* Start Data shown *
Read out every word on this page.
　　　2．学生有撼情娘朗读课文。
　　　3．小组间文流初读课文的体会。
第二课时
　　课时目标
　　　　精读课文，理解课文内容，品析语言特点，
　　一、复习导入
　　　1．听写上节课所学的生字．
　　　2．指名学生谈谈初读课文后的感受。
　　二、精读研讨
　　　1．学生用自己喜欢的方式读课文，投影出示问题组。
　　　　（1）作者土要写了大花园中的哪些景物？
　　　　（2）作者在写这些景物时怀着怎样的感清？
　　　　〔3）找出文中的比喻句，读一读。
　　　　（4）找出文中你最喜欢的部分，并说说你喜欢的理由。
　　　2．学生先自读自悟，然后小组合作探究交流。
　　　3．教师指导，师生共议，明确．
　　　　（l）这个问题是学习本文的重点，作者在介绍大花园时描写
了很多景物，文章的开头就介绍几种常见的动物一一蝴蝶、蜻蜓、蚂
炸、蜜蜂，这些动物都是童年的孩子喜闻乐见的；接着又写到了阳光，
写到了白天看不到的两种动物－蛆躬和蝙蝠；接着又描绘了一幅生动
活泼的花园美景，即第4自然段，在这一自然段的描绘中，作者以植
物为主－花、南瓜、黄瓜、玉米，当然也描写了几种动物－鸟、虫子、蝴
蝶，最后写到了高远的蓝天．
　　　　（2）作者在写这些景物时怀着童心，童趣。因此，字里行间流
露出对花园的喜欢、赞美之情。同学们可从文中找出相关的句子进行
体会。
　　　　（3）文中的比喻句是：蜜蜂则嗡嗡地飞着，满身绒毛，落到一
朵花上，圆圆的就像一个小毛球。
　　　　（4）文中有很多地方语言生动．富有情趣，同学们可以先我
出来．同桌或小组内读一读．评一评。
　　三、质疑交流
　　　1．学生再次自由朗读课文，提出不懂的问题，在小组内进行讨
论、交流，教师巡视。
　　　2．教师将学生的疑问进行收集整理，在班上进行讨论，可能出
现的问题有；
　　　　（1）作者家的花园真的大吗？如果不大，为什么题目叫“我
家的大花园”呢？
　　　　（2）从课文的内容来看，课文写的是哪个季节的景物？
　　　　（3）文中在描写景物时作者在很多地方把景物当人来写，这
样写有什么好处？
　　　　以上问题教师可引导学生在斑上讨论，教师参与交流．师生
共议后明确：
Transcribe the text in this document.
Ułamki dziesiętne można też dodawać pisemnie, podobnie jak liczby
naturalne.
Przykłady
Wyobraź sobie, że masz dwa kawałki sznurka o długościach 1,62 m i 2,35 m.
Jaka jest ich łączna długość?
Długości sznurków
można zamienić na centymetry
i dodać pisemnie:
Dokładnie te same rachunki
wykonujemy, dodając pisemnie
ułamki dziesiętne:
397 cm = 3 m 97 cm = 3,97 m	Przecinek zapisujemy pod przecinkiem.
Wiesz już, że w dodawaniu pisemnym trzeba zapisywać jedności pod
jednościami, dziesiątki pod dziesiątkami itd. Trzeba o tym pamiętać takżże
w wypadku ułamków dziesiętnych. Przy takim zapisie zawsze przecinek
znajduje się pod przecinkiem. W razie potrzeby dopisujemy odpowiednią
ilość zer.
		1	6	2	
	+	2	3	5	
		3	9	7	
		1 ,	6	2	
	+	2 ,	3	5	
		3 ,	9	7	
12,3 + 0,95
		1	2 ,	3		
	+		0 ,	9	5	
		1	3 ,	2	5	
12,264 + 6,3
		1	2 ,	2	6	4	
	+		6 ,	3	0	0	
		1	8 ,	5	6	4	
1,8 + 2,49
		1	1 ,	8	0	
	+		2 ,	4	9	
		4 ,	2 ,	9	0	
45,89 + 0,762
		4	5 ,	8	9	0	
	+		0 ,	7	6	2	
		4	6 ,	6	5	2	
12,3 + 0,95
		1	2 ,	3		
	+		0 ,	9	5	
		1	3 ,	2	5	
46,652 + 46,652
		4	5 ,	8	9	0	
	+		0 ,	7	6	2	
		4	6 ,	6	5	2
* End Data shown *
What the task requires:
List each line in the listing that contains the string "this".

Solution to the exercise:
Read out every word on this page.
Transcribe the text in this document.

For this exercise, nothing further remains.